[Data records]
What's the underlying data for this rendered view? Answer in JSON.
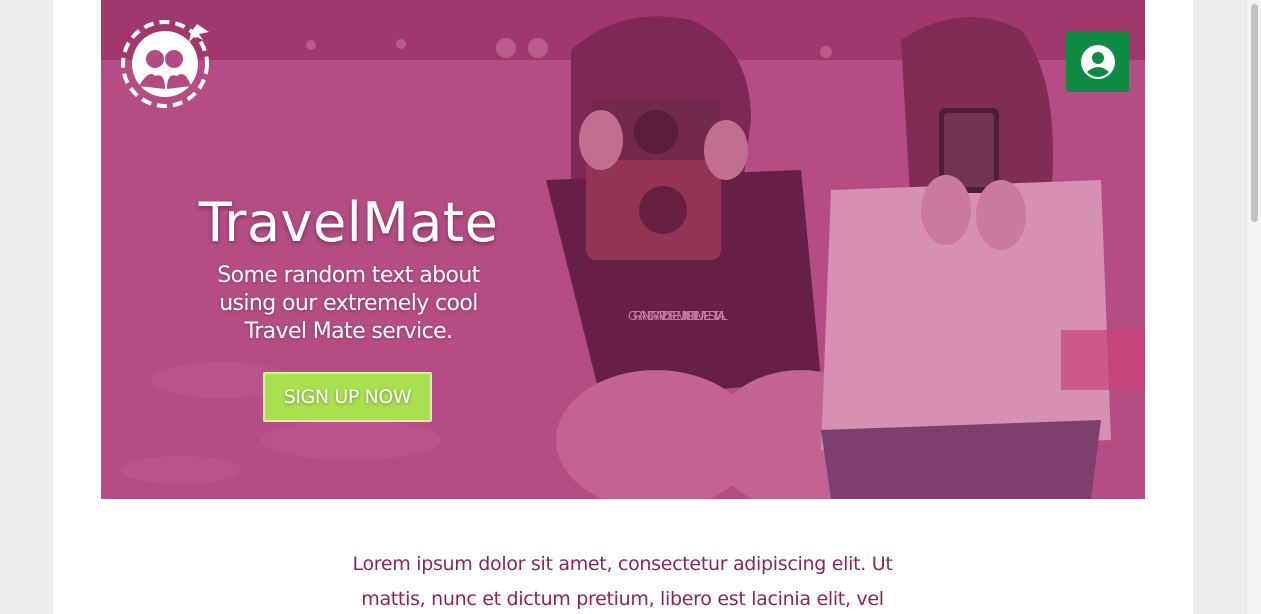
{
  "colors": {
    "hero_tint": "#b4447f",
    "account_button": "#0d8a44",
    "signup_button": "#a8e04e",
    "intro_text": "#8c2459"
  },
  "header": {
    "logo_icon": "travel-mates-globe-logo",
    "account_icon": "user-circle-icon"
  },
  "hero": {
    "title": "TravelMate",
    "subtitle": "Some random text about using our extremely cool Travel Mate service.",
    "cta_label": "SIGN UP NOW",
    "shirt_text": "GRAND RAPIDS FEMINIST FILM FESTIVAL"
  },
  "intro": {
    "text": "Lorem ipsum dolor sit amet, consectetur adipiscing elit. Ut mattis, nunc et dictum pretium, libero est lacinia elit, vel"
  }
}
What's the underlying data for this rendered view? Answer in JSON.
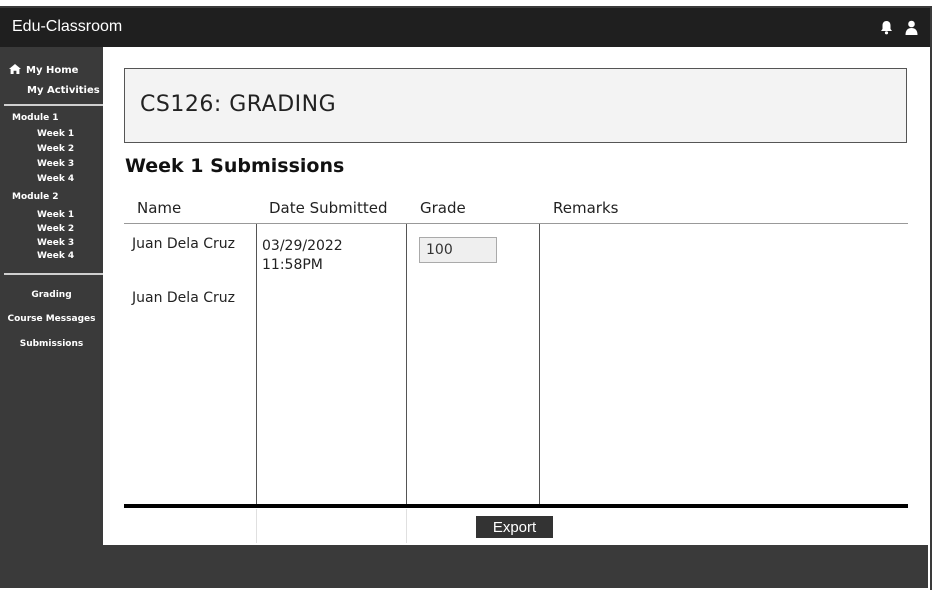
{
  "app": {
    "title": "Edu-Classroom"
  },
  "topbar": {
    "icons": [
      "bell-icon",
      "user-icon"
    ]
  },
  "sidebar": {
    "home_label": "My Home",
    "activities_label": "My Activities",
    "modules": [
      {
        "label": "Module 1",
        "weeks": [
          "Week 1",
          "Week 2",
          "Week 3",
          "Week 4"
        ]
      },
      {
        "label": "Module 2",
        "weeks": [
          "Week 1",
          "Week 2",
          "Week 3",
          "Week 4"
        ]
      }
    ],
    "nav": [
      "Grading",
      "Course Messages",
      "Submissions"
    ]
  },
  "main": {
    "course_title": "CS126: GRADING",
    "section_title": "Week 1 Submissions",
    "columns": [
      "Name",
      "Date Submitted",
      "Grade",
      "Remarks"
    ],
    "rows": [
      {
        "name": "Juan Dela Cruz",
        "date": "03/29/2022",
        "time": "11:58PM",
        "grade": "100"
      },
      {
        "name": "Juan Dela Cruz"
      }
    ],
    "export_label": "Export"
  },
  "colors": {
    "sidebar_bg": "#3a3a3a",
    "topbar_bg": "#1f1f1f",
    "course_box_bg": "#f3f3f3",
    "button_bg": "#333333"
  }
}
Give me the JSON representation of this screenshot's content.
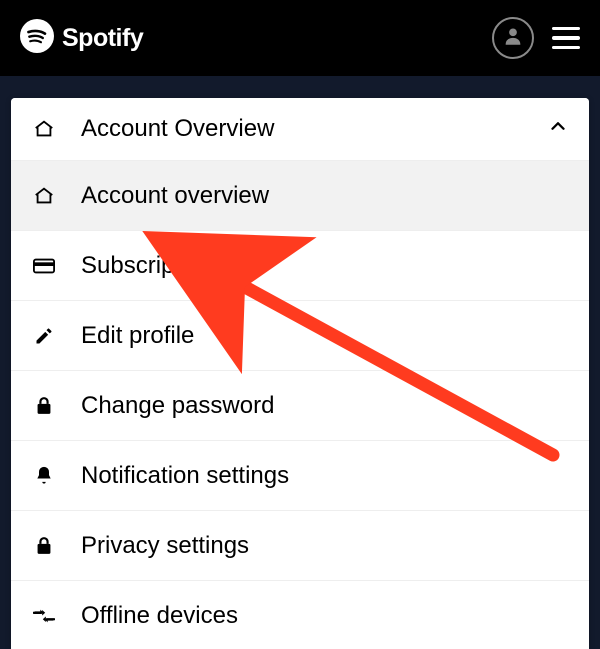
{
  "brand": {
    "name": "Spotify"
  },
  "menu": {
    "header": {
      "label": "Account Overview"
    },
    "items": [
      {
        "icon": "home-icon",
        "label": "Account overview",
        "active": true
      },
      {
        "icon": "card-icon",
        "label": "Subscription",
        "active": false
      },
      {
        "icon": "pencil-icon",
        "label": "Edit profile",
        "active": false
      },
      {
        "icon": "lock-icon",
        "label": "Change password",
        "active": false
      },
      {
        "icon": "bell-icon",
        "label": "Notification settings",
        "active": false
      },
      {
        "icon": "lock-icon",
        "label": "Privacy settings",
        "active": false
      },
      {
        "icon": "offline-icon",
        "label": "Offline devices",
        "active": false
      }
    ]
  },
  "annotation": {
    "arrow_color": "#ff3b1f"
  }
}
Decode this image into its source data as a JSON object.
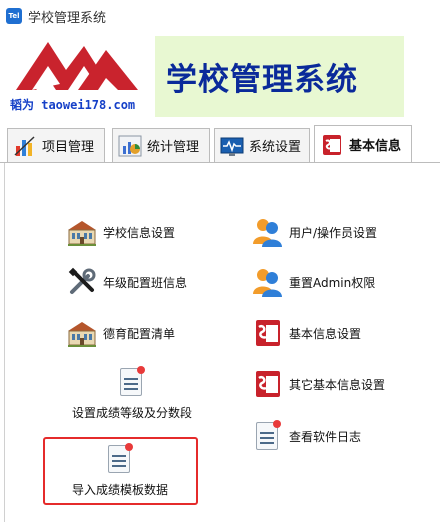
{
  "window": {
    "icon_text": "Tel",
    "title": "学校管理系统"
  },
  "banner": {
    "logo_url": "韬为 taowei178.com",
    "title": "学校管理系统"
  },
  "tabs": [
    {
      "label": "项目管理",
      "icon": "bar-chart-icon",
      "active": false
    },
    {
      "label": "统计管理",
      "icon": "stats-chart-icon",
      "active": false
    },
    {
      "label": "系统设置",
      "icon": "monitor-icon",
      "active": false
    },
    {
      "label": "基本信息",
      "icon": "office-icon",
      "active": true
    }
  ],
  "left_items": [
    {
      "label": "学校信息设置",
      "icon": "school-building-icon"
    },
    {
      "label": "年级配置班信息",
      "icon": "tools-icon"
    },
    {
      "label": "德育配置清单",
      "icon": "school-building-icon"
    },
    {
      "label": "设置成绩等级及分数段",
      "icon": "document-icon"
    },
    {
      "label": "导入成绩模板数据",
      "icon": "document-icon"
    }
  ],
  "right_items": [
    {
      "label": "用户/操作员设置",
      "icon": "users-icon"
    },
    {
      "label": "重置Admin权限",
      "icon": "users-icon"
    },
    {
      "label": "基本信息设置",
      "icon": "office-icon"
    },
    {
      "label": "其它基本信息设置",
      "icon": "office-icon"
    },
    {
      "label": "查看软件日志",
      "icon": "document-icon"
    }
  ],
  "colors": {
    "accent_red": "#e52b2b",
    "banner_bg": "#e8f8d2",
    "banner_title": "#0a2a9a",
    "logo_red": "#c9232d",
    "logo_url": "#1540c8"
  }
}
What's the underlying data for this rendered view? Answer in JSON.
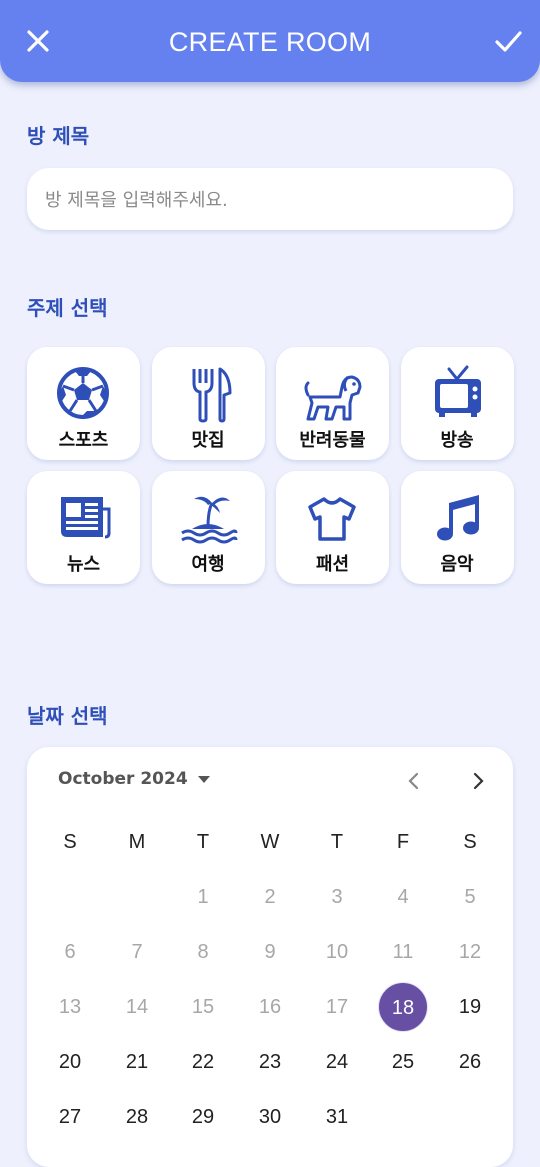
{
  "app_bar": {
    "title": "CREATE ROOM",
    "close_icon": "close-icon",
    "confirm_icon": "check-icon",
    "background": "#6581ef"
  },
  "room_title": {
    "label": "방 제목",
    "placeholder": "방 제목을 입력해주세요.",
    "value": ""
  },
  "topic": {
    "label": "주제 선택",
    "items": [
      {
        "label": "스포츠",
        "icon": "soccer-ball-icon"
      },
      {
        "label": "맛집",
        "icon": "fork-knife-icon"
      },
      {
        "label": "반려동물",
        "icon": "dog-icon"
      },
      {
        "label": "방송",
        "icon": "tv-icon"
      },
      {
        "label": "뉴스",
        "icon": "newspaper-icon"
      },
      {
        "label": "여행",
        "icon": "island-icon"
      },
      {
        "label": "패션",
        "icon": "shirt-icon"
      },
      {
        "label": "음악",
        "icon": "music-note-icon"
      }
    ],
    "icon_color": "#2f4fb8"
  },
  "date": {
    "label": "날짜 선택",
    "month_label": "October 2024",
    "weekdays": [
      "S",
      "M",
      "T",
      "W",
      "T",
      "F",
      "S"
    ],
    "weeks": [
      [
        "",
        "",
        "1",
        "2",
        "3",
        "4",
        "5"
      ],
      [
        "6",
        "7",
        "8",
        "9",
        "10",
        "11",
        "12"
      ],
      [
        "13",
        "14",
        "15",
        "16",
        "17",
        "18",
        "19"
      ],
      [
        "20",
        "21",
        "22",
        "23",
        "24",
        "25",
        "26"
      ],
      [
        "27",
        "28",
        "29",
        "30",
        "31",
        "",
        ""
      ]
    ],
    "selected": "18",
    "first_enabled": "18",
    "selected_color": "#6750a4"
  }
}
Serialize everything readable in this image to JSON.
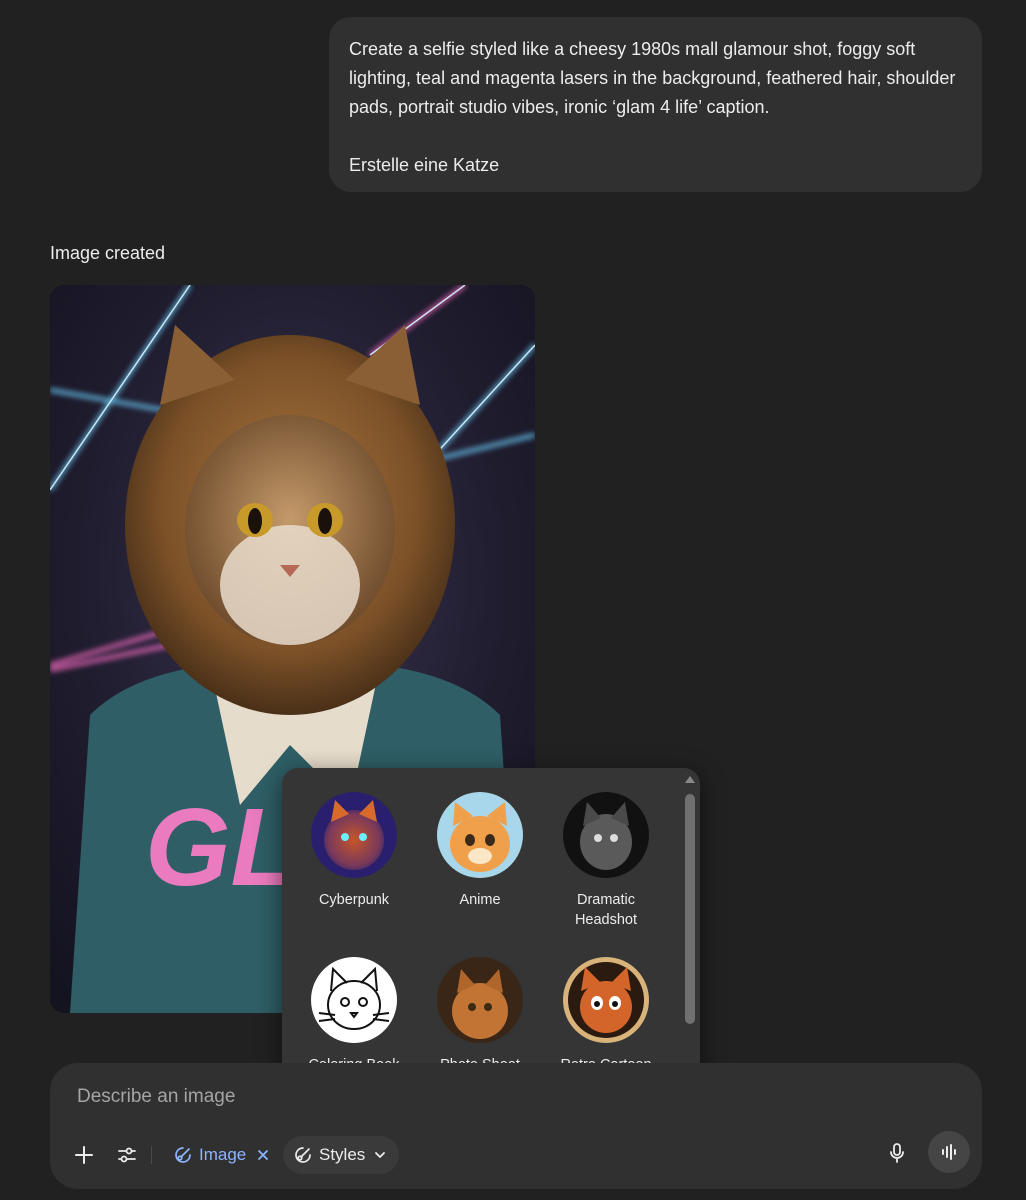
{
  "user_message": {
    "line1": "Create a selfie styled like a cheesy 1980s mall glamour shot, foggy soft lighting, teal and magenta lasers in the background, feathered hair, shoulder pads, portrait studio vibes, ironic ‘glam 4 life’ caption.",
    "line2": "Erstelle eine Katze"
  },
  "response": {
    "status": "Image created",
    "image_caption_visible": "GLA LI"
  },
  "styles_menu": {
    "items": [
      {
        "label": "Cyberpunk",
        "icon": "cyberpunk-cat-thumbnail"
      },
      {
        "label": "Anime",
        "icon": "anime-cat-thumbnail"
      },
      {
        "label": "Dramatic Headshot",
        "icon": "dramatic-headshot-cat-thumbnail"
      },
      {
        "label": "Coloring Book",
        "icon": "coloring-book-cat-thumbnail"
      },
      {
        "label": "Photo Shoot",
        "icon": "photo-shoot-cat-thumbnail"
      },
      {
        "label": "Retro Cartoon",
        "icon": "retro-cartoon-cat-thumbnail"
      }
    ]
  },
  "composer": {
    "placeholder": "Describe an image",
    "image_chip_label": "Image",
    "styles_chip_label": "Styles"
  },
  "colors": {
    "background": "#212121",
    "bubble": "#303030",
    "accent_blue": "#8cb4ff",
    "popup": "#353535"
  }
}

» **JOB**:
Copy each line of the listing that includes "background".

» **FINISHED EXERCISE**:
    "background": "#6581ef"
    "line1": "Create a selfie styled like a cheesy 1980s mall glamour shot, foggy soft lighting, teal and magenta lasers in the background, feathered hair, shoulder pads, portrait studio vibes, ironic ‘glam 4 life’ caption.",
    "background": "#212121",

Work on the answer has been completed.